> _Stored data_
--

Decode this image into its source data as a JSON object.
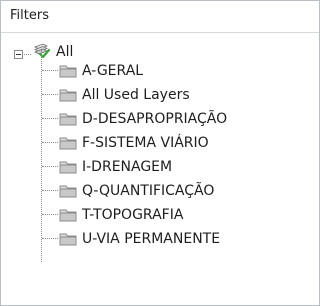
{
  "panel": {
    "title": "Filters"
  },
  "tree": {
    "root": {
      "label": "All",
      "expanded": true,
      "icon": "filter-check-icon"
    },
    "children": [
      {
        "label": "A-GERAL",
        "icon": "folder-icon"
      },
      {
        "label": "All Used Layers",
        "icon": "folder-icon"
      },
      {
        "label": "D-DESAPROPRIAÇÃO",
        "icon": "folder-icon"
      },
      {
        "label": "F-SISTEMA VIÁRIO",
        "icon": "folder-icon"
      },
      {
        "label": "I-DRENAGEM",
        "icon": "folder-icon"
      },
      {
        "label": "Q-QUANTIFICAÇÃO",
        "icon": "folder-icon"
      },
      {
        "label": "T-TOPOGRAFIA",
        "icon": "folder-icon"
      },
      {
        "label": "U-VIA PERMANENTE",
        "icon": "folder-icon"
      }
    ]
  }
}
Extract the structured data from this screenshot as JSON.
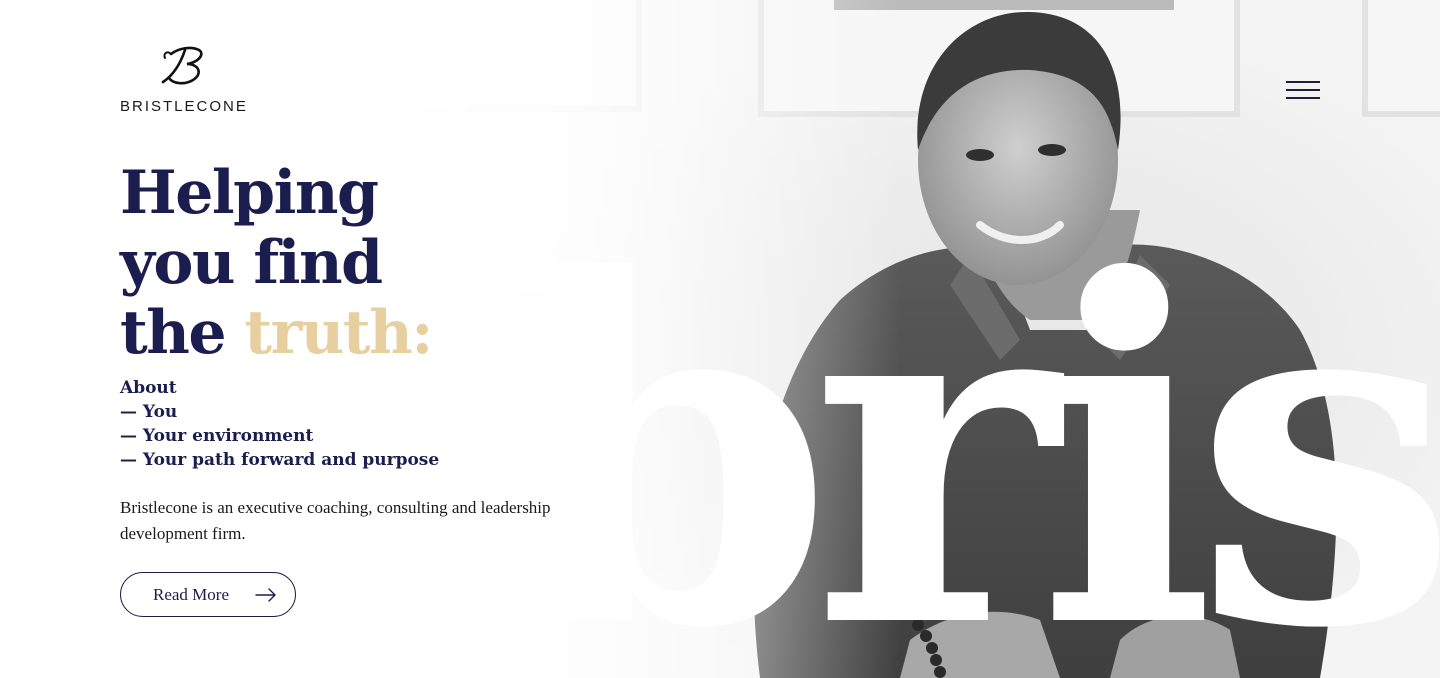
{
  "brand": {
    "name": "BRISTLECONE"
  },
  "hero": {
    "headline_line1": "Helping",
    "headline_line2": "you find",
    "headline_line3_prefix": "the ",
    "headline_accent": "truth:",
    "accent_color": "#e8cfa0",
    "primary_color": "#1b1d4e",
    "about_heading": "About",
    "about_items": [
      "— You",
      "— Your environment",
      "— Your path forward and purpose"
    ],
    "description": "Bristlecone is an executive coaching, consulting and leadership development firm.",
    "cta_label": "Read More",
    "background_word": "brist"
  },
  "header": {
    "menu_icon": "hamburger-menu-icon"
  }
}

--

> _To do_
Only a number is wanted here: how many lines in the data above include the string "Your"?

> _Task result_
2